:: Provided information

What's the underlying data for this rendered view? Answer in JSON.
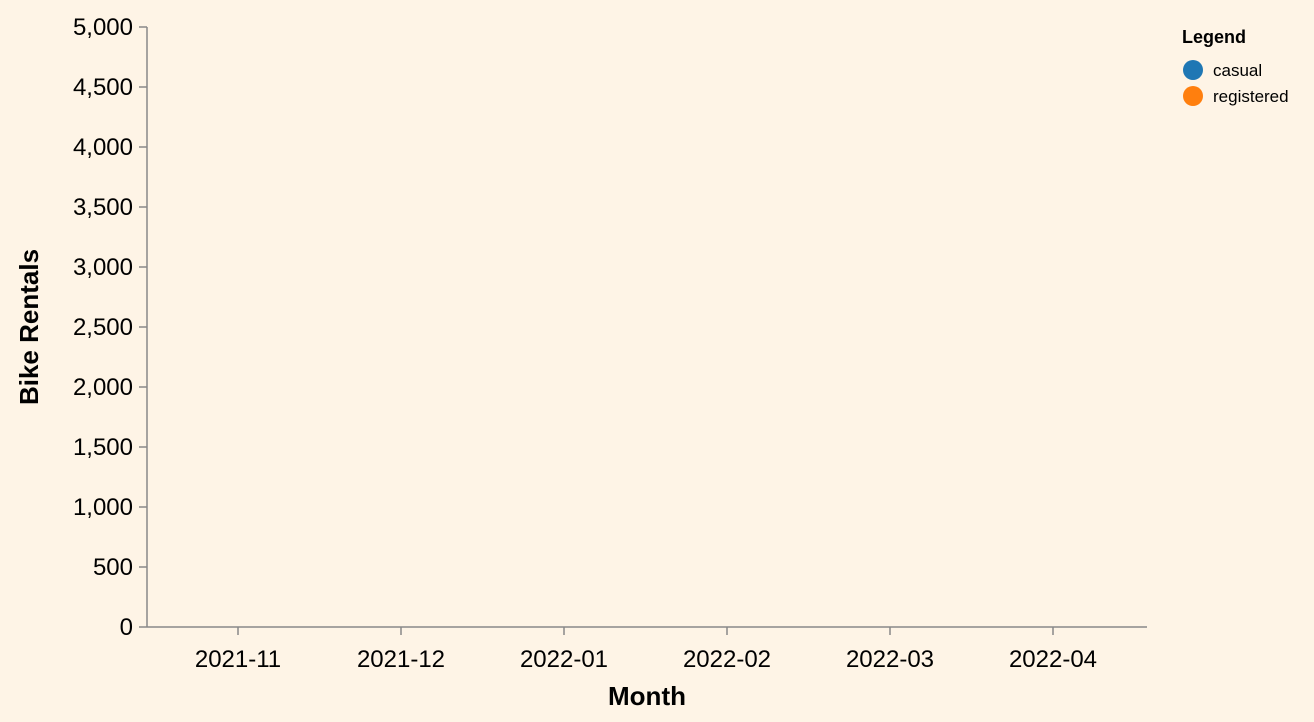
{
  "chart_data": {
    "type": "line",
    "title": "",
    "xlabel": "Month",
    "ylabel": "Bike Rentals",
    "x_tick_labels": [
      "2021-11",
      "2021-12",
      "2022-01",
      "2022-02",
      "2022-03",
      "2022-04"
    ],
    "y_tick_labels": [
      "0",
      "500",
      "1,000",
      "1,500",
      "2,000",
      "2,500",
      "3,000",
      "3,500",
      "4,000",
      "4,500",
      "5,000"
    ],
    "y_ticks": [
      0,
      500,
      1000,
      1500,
      2000,
      2500,
      3000,
      3500,
      4000,
      4500,
      5000
    ],
    "ylim": [
      0,
      5000
    ],
    "grid": false,
    "legend": {
      "title": "Legend",
      "placement": "top-right",
      "entries": [
        {
          "name": "casual",
          "color": "#1f77b4"
        },
        {
          "name": "registered",
          "color": "#ff7f0e"
        }
      ]
    },
    "series": [
      {
        "name": "casual",
        "color": "#1f77b4",
        "values": []
      },
      {
        "name": "registered",
        "color": "#ff7f0e",
        "values": []
      }
    ]
  }
}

::::

◆ Exercise task ◆
In the entries above, count each line with "name"; reply with the total only.

◆ Solution for this exercise ◆
4